--- start RECORDS TO PROCESS ---

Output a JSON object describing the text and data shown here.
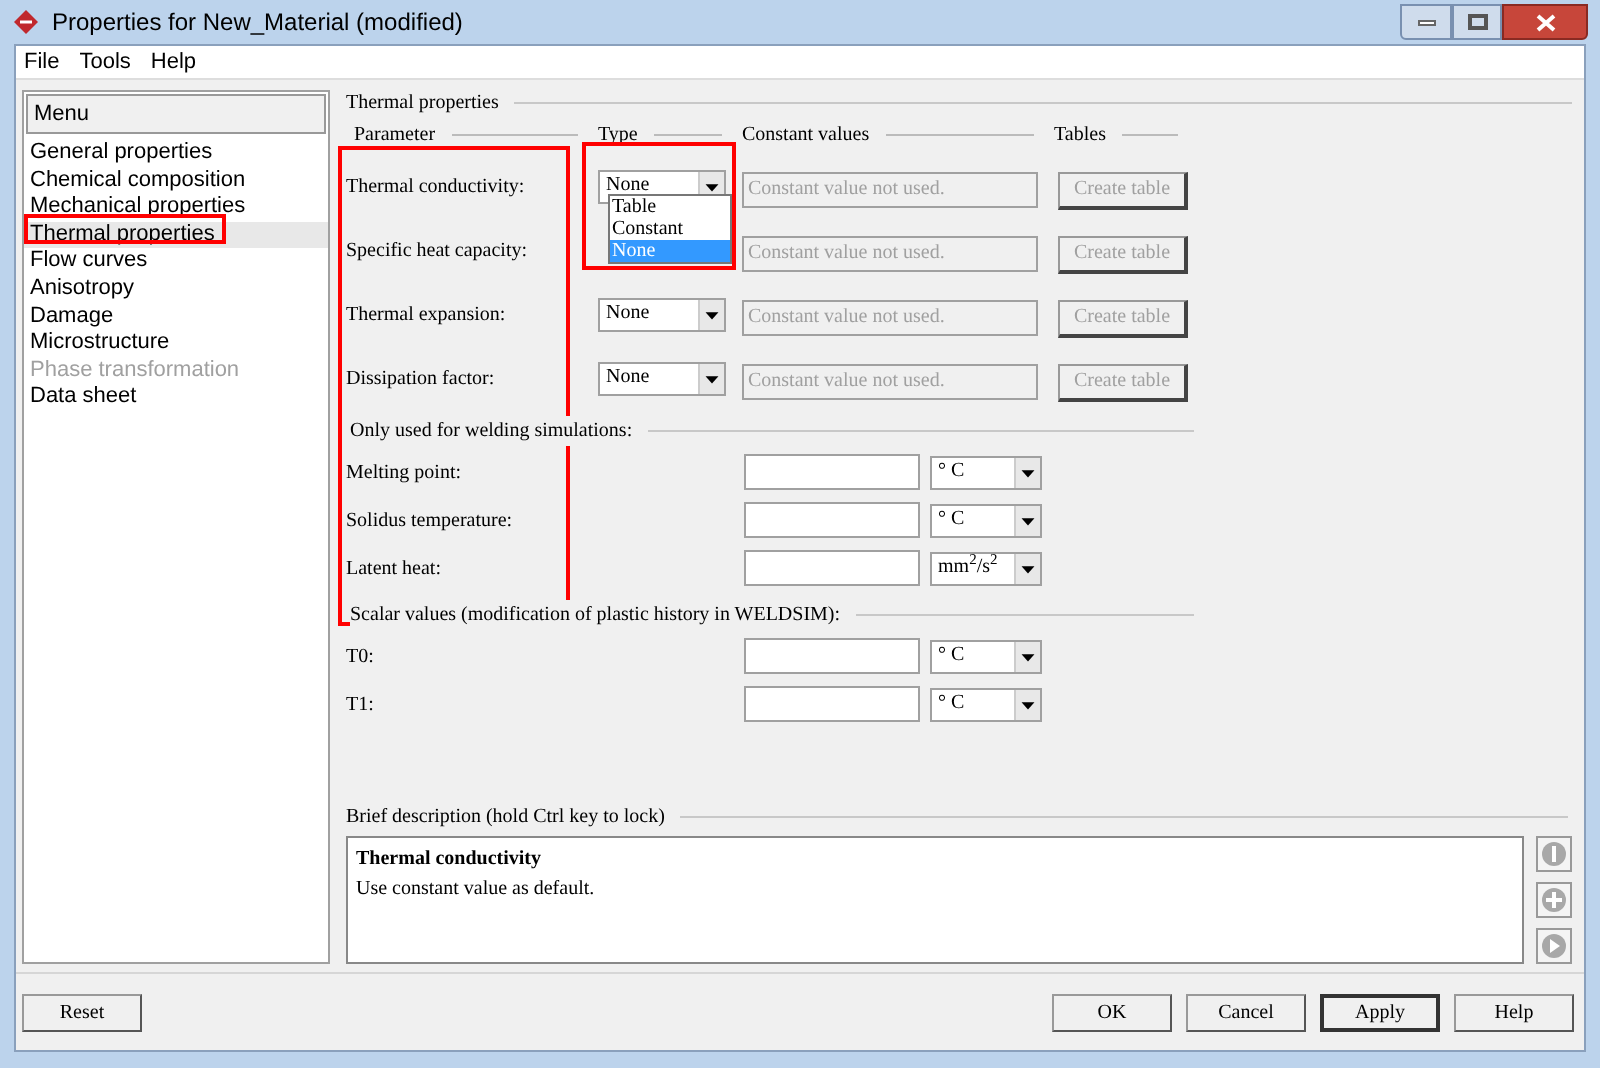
{
  "window": {
    "title": "Properties for New_Material (modified)"
  },
  "menu_bar": [
    "File",
    "Tools",
    "Help"
  ],
  "sidebar": {
    "title": "Menu",
    "items": [
      {
        "label": "General properties",
        "selected": false,
        "disabled": false
      },
      {
        "label": "Chemical composition",
        "selected": false,
        "disabled": false
      },
      {
        "label": "Mechanical properties",
        "selected": false,
        "disabled": false
      },
      {
        "label": "Thermal properties",
        "selected": true,
        "disabled": false
      },
      {
        "label": "Flow curves",
        "selected": false,
        "disabled": false
      },
      {
        "label": "Anisotropy",
        "selected": false,
        "disabled": false
      },
      {
        "label": "Damage",
        "selected": false,
        "disabled": false
      },
      {
        "label": "Microstructure",
        "selected": false,
        "disabled": false
      },
      {
        "label": "Phase transformation",
        "selected": false,
        "disabled": true
      },
      {
        "label": "Data sheet",
        "selected": false,
        "disabled": false
      }
    ]
  },
  "thermal_properties": {
    "title": "Thermal properties",
    "columns": [
      "Parameter",
      "Type",
      "Constant values",
      "Tables"
    ],
    "rows": [
      {
        "label": "Thermal conductivity:",
        "type": "None",
        "constant_placeholder": "Constant value not used.",
        "table_button": "Create table"
      },
      {
        "label": "Specific heat capacity:",
        "constant_placeholder": "Constant value not used.",
        "table_button": "Create table"
      },
      {
        "label": "Thermal expansion:",
        "type": "None",
        "constant_placeholder": "Constant value not used.",
        "table_button": "Create table"
      },
      {
        "label": "Dissipation factor:",
        "type": "None",
        "constant_placeholder": "Constant value not used.",
        "table_button": "Create table"
      }
    ],
    "type_dropdown": {
      "options": [
        {
          "label": "Table",
          "selected": false
        },
        {
          "label": "Constant",
          "selected": false
        },
        {
          "label": "None",
          "selected": true
        }
      ]
    }
  },
  "welding": {
    "title": "Only used for welding simulations:",
    "rows": [
      {
        "label": "Melting point:",
        "unit": "° C"
      },
      {
        "label": "Solidus temperature:",
        "unit": "° C"
      },
      {
        "label": "Latent heat:",
        "unit": "mm$^{2}$/s$^{2}$"
      }
    ]
  },
  "scalar_values": {
    "title": "Scalar values (modification of plastic history in WELDSIM):",
    "rows": [
      {
        "label": "T0:",
        "unit": "° C"
      },
      {
        "label": "T1:",
        "unit": "° C"
      }
    ]
  },
  "description": {
    "title": "Brief description (hold Ctrl key to lock)",
    "heading": "Thermal conductivity",
    "text": "Use constant value as default."
  },
  "buttons": {
    "left": "Reset",
    "right": [
      {
        "label": "OK",
        "focused": false
      },
      {
        "label": "Cancel",
        "focused": false
      },
      {
        "label": "Apply",
        "focused": true
      },
      {
        "label": "Help",
        "focused": false
      }
    ]
  }
}
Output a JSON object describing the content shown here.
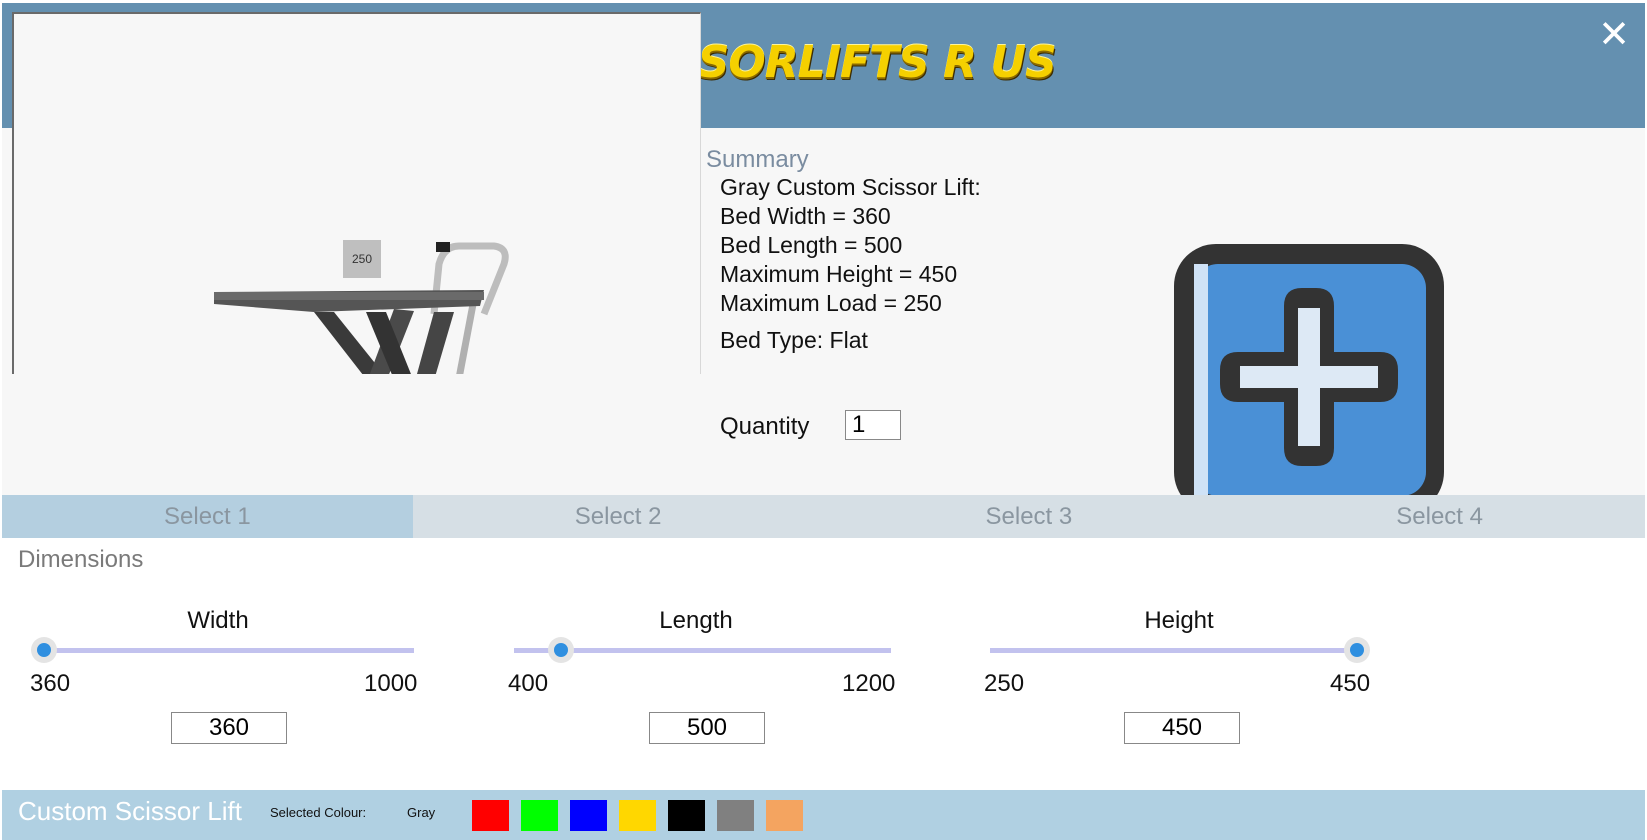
{
  "header": {
    "logo_text": "SCISSORLIFTS R US",
    "close_label": "✕"
  },
  "preview": {
    "load_tag": "250"
  },
  "summary": {
    "title": "Summary",
    "lines": [
      "Gray Custom Scissor Lift:",
      "Bed Width = 360",
      "Bed Length = 500",
      "Maximum Height = 450",
      "Maximum Load = 250"
    ],
    "bed_type": "Bed Type: Flat",
    "quantity_label": "Quantity",
    "quantity_value": "1"
  },
  "tabs": [
    {
      "label": "Select 1",
      "active": true
    },
    {
      "label": "Select 2",
      "active": false
    },
    {
      "label": "Select 3",
      "active": false
    },
    {
      "label": "Select 4",
      "active": false
    }
  ],
  "dimensions": {
    "title": "Dimensions",
    "sliders": [
      {
        "label": "Width",
        "min": "360",
        "max": "1000",
        "value": "360",
        "fraction": 0.0
      },
      {
        "label": "Length",
        "min": "400",
        "max": "1200",
        "value": "500",
        "fraction": 0.125
      },
      {
        "label": "Height",
        "min": "250",
        "max": "450",
        "value": "450",
        "fraction": 1.0
      }
    ]
  },
  "footer": {
    "title": "Custom Scissor Lift",
    "selected_colour_label": "Selected Colour:",
    "selected_colour_value": "Gray",
    "swatches": [
      "#ff0000",
      "#00ff00",
      "#0000ff",
      "#ffd700",
      "#000000",
      "#808080",
      "#f4a460"
    ]
  },
  "colors": {
    "header_bg": "#6490b0",
    "tab_active": "#b4cfe0",
    "accent": "#2f8fe0"
  }
}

--- end RECORDS TO PROCESS ---

WHAT TO PRODUCE:
Emit an exact copy of the lines from the line bearing "Output a JSON object describing the content" through the last line above, inclusive, and leave the images out.

THE RESPONSE:
Output a JSON object describing the content shown here.
{
  "header": {
    "logo_text": "SCISSORLIFTS R US",
    "close_label": "✕"
  },
  "preview": {
    "load_tag": "250"
  },
  "summary": {
    "title": "Summary",
    "lines": [
      "Gray Custom Scissor Lift:",
      "Bed Width = 360",
      "Bed Length = 500",
      "Maximum Height = 450",
      "Maximum Load = 250"
    ],
    "bed_type": "Bed Type: Flat",
    "quantity_label": "Quantity",
    "quantity_value": "1"
  },
  "tabs": [
    {
      "label": "Select 1",
      "active": true
    },
    {
      "label": "Select 2",
      "active": false
    },
    {
      "label": "Select 3",
      "active": false
    },
    {
      "label": "Select 4",
      "active": false
    }
  ],
  "dimensions": {
    "title": "Dimensions",
    "sliders": [
      {
        "label": "Width",
        "min": "360",
        "max": "1000",
        "value": "360",
        "fraction": 0.0
      },
      {
        "label": "Length",
        "min": "400",
        "max": "1200",
        "value": "500",
        "fraction": 0.125
      },
      {
        "label": "Height",
        "min": "250",
        "max": "450",
        "value": "450",
        "fraction": 1.0
      }
    ]
  },
  "footer": {
    "title": "Custom Scissor Lift",
    "selected_colour_label": "Selected Colour:",
    "selected_colour_value": "Gray",
    "swatches": [
      "#ff0000",
      "#00ff00",
      "#0000ff",
      "#ffd700",
      "#000000",
      "#808080",
      "#f4a460"
    ]
  },
  "colors": {
    "header_bg": "#6490b0",
    "tab_active": "#b4cfe0",
    "accent": "#2f8fe0"
  }
}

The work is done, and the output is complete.